**Data supplied:**
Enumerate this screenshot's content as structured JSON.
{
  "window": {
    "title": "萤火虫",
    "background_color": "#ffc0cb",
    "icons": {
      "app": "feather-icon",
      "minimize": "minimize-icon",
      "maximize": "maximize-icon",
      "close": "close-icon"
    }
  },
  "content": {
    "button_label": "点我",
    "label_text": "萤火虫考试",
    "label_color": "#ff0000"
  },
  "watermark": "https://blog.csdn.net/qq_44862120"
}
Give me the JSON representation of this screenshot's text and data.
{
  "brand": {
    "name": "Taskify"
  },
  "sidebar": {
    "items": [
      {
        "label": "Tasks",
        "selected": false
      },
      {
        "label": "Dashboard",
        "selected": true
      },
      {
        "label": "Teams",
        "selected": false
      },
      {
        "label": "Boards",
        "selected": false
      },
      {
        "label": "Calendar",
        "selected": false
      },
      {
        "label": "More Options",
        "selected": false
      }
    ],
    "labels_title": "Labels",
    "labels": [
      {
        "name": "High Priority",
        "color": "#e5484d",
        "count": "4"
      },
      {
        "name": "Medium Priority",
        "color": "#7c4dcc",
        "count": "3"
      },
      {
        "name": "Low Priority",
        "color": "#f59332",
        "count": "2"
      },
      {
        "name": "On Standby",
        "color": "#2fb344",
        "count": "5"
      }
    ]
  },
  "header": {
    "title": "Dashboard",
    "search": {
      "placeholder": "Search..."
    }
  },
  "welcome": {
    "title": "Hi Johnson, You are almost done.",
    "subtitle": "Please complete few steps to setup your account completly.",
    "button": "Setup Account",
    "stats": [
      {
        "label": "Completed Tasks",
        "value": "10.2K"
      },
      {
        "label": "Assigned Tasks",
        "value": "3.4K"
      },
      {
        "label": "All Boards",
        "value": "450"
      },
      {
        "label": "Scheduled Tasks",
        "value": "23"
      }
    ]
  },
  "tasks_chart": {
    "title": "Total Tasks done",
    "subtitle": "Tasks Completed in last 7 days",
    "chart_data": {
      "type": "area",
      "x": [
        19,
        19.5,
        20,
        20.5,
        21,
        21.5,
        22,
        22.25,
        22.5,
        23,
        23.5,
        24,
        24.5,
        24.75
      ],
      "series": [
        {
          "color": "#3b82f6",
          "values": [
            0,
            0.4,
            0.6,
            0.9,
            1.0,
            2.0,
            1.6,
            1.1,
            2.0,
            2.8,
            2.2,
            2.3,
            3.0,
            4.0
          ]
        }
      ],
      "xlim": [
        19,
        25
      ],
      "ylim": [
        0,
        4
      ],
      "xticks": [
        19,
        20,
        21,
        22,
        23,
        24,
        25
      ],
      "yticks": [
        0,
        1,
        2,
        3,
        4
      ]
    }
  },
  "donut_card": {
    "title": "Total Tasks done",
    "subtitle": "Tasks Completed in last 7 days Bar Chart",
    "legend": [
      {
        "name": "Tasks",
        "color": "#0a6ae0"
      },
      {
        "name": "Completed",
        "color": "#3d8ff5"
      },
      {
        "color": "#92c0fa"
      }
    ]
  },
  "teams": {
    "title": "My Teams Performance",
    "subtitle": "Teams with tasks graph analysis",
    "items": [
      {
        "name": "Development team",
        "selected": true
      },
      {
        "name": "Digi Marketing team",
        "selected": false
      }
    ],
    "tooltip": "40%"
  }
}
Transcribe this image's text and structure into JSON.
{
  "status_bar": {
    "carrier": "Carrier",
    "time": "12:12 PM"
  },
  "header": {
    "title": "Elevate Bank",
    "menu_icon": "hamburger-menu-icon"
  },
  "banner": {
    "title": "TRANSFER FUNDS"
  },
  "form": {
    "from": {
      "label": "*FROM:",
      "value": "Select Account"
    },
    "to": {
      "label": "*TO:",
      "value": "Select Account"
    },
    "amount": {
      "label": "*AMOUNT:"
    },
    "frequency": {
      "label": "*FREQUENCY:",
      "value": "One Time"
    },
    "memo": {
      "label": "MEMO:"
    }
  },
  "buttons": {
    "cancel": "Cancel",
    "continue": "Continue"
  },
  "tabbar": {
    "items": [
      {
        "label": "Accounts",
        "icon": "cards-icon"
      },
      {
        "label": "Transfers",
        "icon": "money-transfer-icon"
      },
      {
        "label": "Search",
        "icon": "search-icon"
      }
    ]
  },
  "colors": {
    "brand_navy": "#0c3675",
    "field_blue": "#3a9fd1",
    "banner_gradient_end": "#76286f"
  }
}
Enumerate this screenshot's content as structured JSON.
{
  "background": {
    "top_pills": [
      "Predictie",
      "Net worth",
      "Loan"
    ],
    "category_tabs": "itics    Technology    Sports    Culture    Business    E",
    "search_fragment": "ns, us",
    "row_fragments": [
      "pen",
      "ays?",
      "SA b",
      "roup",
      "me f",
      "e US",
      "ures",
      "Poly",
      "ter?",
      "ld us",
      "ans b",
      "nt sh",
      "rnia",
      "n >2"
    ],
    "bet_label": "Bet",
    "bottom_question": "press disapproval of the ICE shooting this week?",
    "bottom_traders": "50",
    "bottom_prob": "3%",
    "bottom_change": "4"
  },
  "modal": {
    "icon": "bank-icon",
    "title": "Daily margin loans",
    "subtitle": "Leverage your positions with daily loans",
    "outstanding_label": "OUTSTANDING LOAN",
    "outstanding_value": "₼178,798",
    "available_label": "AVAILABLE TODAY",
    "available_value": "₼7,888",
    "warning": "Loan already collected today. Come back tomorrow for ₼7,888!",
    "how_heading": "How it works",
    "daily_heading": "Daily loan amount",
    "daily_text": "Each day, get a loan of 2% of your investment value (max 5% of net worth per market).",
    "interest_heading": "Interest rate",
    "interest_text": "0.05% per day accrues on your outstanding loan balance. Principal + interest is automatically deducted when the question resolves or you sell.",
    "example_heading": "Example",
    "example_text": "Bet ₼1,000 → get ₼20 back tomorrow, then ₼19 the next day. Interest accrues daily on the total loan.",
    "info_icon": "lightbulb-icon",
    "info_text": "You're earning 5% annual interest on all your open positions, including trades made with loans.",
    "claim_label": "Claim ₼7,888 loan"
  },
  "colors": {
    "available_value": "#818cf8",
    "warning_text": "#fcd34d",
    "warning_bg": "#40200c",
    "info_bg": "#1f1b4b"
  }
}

**Exercise task:** Give the entries again in full, exactly as they are written.

**Task output:**
Enumerate this screenshot's content as structured JSON.
{
  "window": {
    "title": "萤火虫",
    "background_color": "#ffc0cb",
    "icons": {
      "app": "feather-icon",
      "minimize": "minimize-icon",
      "maximize": "maximize-icon",
      "close": "close-icon"
    }
  },
  "content": {
    "button_label": "点我",
    "label_text": "萤火虫考试",
    "label_color": "#ff0000"
  },
  "watermark": "https://blog.csdn.net/qq_44862120"
}
Give me the JSON representation of this screenshot's text and data.
{
  "brand": {
    "name": "Taskify"
  },
  "sidebar": {
    "items": [
      {
        "label": "Tasks",
        "selected": false
      },
      {
        "label": "Dashboard",
        "selected": true
      },
      {
        "label": "Teams",
        "selected": false
      },
      {
        "label": "Boards",
        "selected": false
      },
      {
        "label": "Calendar",
        "selected": false
      },
      {
        "label": "More Options",
        "selected": false
      }
    ],
    "labels_title": "Labels",
    "labels": [
      {
        "name": "High Priority",
        "color": "#e5484d",
        "count": "4"
      },
      {
        "name": "Medium Priority",
        "color": "#7c4dcc",
        "count": "3"
      },
      {
        "name": "Low Priority",
        "color": "#f59332",
        "count": "2"
      },
      {
        "name": "On Standby",
        "color": "#2fb344",
        "count": "5"
      }
    ]
  },
  "header": {
    "title": "Dashboard",
    "search": {
      "placeholder": "Search..."
    }
  },
  "welcome": {
    "title": "Hi Johnson, You are almost done.",
    "subtitle": "Please complete few steps to setup your account completly.",
    "button": "Setup Account",
    "stats": [
      {
        "label": "Completed Tasks",
        "value": "10.2K"
      },
      {
        "label": "Assigned Tasks",
        "value": "3.4K"
      },
      {
        "label": "All Boards",
        "value": "450"
      },
      {
        "label": "Scheduled Tasks",
        "value": "23"
      }
    ]
  },
  "tasks_chart": {
    "title": "Total Tasks done",
    "subtitle": "Tasks Completed in last 7 days",
    "chart_data": {
      "type": "area",
      "x": [
        19,
        19.5,
        20,
        20.5,
        21,
        21.5,
        22,
        22.25,
        22.5,
        23,
        23.5,
        24,
        24.5,
        24.75
      ],
      "series": [
        {
          "color": "#3b82f6",
          "values": [
            0,
            0.4,
            0.6,
            0.9,
            1.0,
            2.0,
            1.6,
            1.1,
            2.0,
            2.8,
            2.2,
            2.3,
            3.0,
            4.0
          ]
        }
      ],
      "xlim": [
        19,
        25
      ],
      "ylim": [
        0,
        4
      ],
      "xticks": [
        19,
        20,
        21,
        22,
        23,
        24,
        25
      ],
      "yticks": [
        0,
        1,
        2,
        3,
        4
      ]
    }
  },
  "donut_card": {
    "title": "Total Tasks done",
    "subtitle": "Tasks Completed in last 7 days Bar Chart",
    "legend": [
      {
        "name": "Tasks",
        "color": "#0a6ae0"
      },
      {
        "name": "Completed",
        "color": "#3d8ff5"
      },
      {
        "color": "#92c0fa"
      }
    ]
  },
  "teams": {
    "title": "My Teams Performance",
    "subtitle": "Teams with tasks graph analysis",
    "items": [
      {
        "name": "Development team",
        "selected": true
      },
      {
        "name": "Digi Marketing team",
        "selected": false
      }
    ],
    "tooltip": "40%"
  }
}
Transcribe this image's text and structure into JSON.
{
  "status_bar": {
    "carrier": "Carrier",
    "time": "12:12 PM"
  },
  "header": {
    "title": "Elevate Bank",
    "menu_icon": "hamburger-menu-icon"
  },
  "banner": {
    "title": "TRANSFER FUNDS"
  },
  "form": {
    "from": {
      "label": "*FROM:",
      "value": "Select Account"
    },
    "to": {
      "label": "*TO:",
      "value": "Select Account"
    },
    "amount": {
      "label": "*AMOUNT:"
    },
    "frequency": {
      "label": "*FREQUENCY:",
      "value": "One Time"
    },
    "memo": {
      "label": "MEMO:"
    }
  },
  "buttons": {
    "cancel": "Cancel",
    "continue": "Continue"
  },
  "tabbar": {
    "items": [
      {
        "label": "Accounts",
        "icon": "cards-icon"
      },
      {
        "label": "Transfers",
        "icon": "money-transfer-icon"
      },
      {
        "label": "Search",
        "icon": "search-icon"
      }
    ]
  },
  "colors": {
    "brand_navy": "#0c3675",
    "field_blue": "#3a9fd1",
    "banner_gradient_end": "#76286f"
  }
}
Enumerate this screenshot's content as structured JSON.
{
  "background": {
    "top_pills": [
      "Predictie",
      "Net worth",
      "Loan"
    ],
    "category_tabs": "itics    Technology    Sports    Culture    Business    E",
    "search_fragment": "ns, us",
    "row_fragments": [
      "pen",
      "ays?",
      "SA b",
      "roup",
      "me f",
      "e US",
      "ures",
      "Poly",
      "ter?",
      "ld us",
      "ans b",
      "nt sh",
      "rnia",
      "n >2"
    ],
    "bet_label": "Bet",
    "bottom_question": "press disapproval of the ICE shooting this week?",
    "bottom_traders": "50",
    "bottom_prob": "3%",
    "bottom_change": "4"
  },
  "modal": {
    "icon": "bank-icon",
    "title": "Daily margin loans",
    "subtitle": "Leverage your positions with daily loans",
    "outstanding_label": "OUTSTANDING LOAN",
    "outstanding_value": "₼178,798",
    "available_label": "AVAILABLE TODAY",
    "available_value": "₼7,888",
    "warning": "Loan already collected today. Come back tomorrow for ₼7,888!",
    "how_heading": "How it works",
    "daily_heading": "Daily loan amount",
    "daily_text": "Each day, get a loan of 2% of your investment value (max 5% of net worth per market).",
    "interest_heading": "Interest rate",
    "interest_text": "0.05% per day accrues on your outstanding loan balance. Principal + interest is automatically deducted when the question resolves or you sell.",
    "example_heading": "Example",
    "example_text": "Bet ₼1,000 → get ₼20 back tomorrow, then ₼19 the next day. Interest accrues daily on the total loan.",
    "info_icon": "lightbulb-icon",
    "info_text": "You're earning 5% annual interest on all your open positions, including trades made with loans.",
    "claim_label": "Claim ₼7,888 loan"
  },
  "colors": {
    "available_value": "#818cf8",
    "warning_text": "#fcd34d",
    "warning_bg": "#40200c",
    "info_bg": "#1f1b4b"
  }
}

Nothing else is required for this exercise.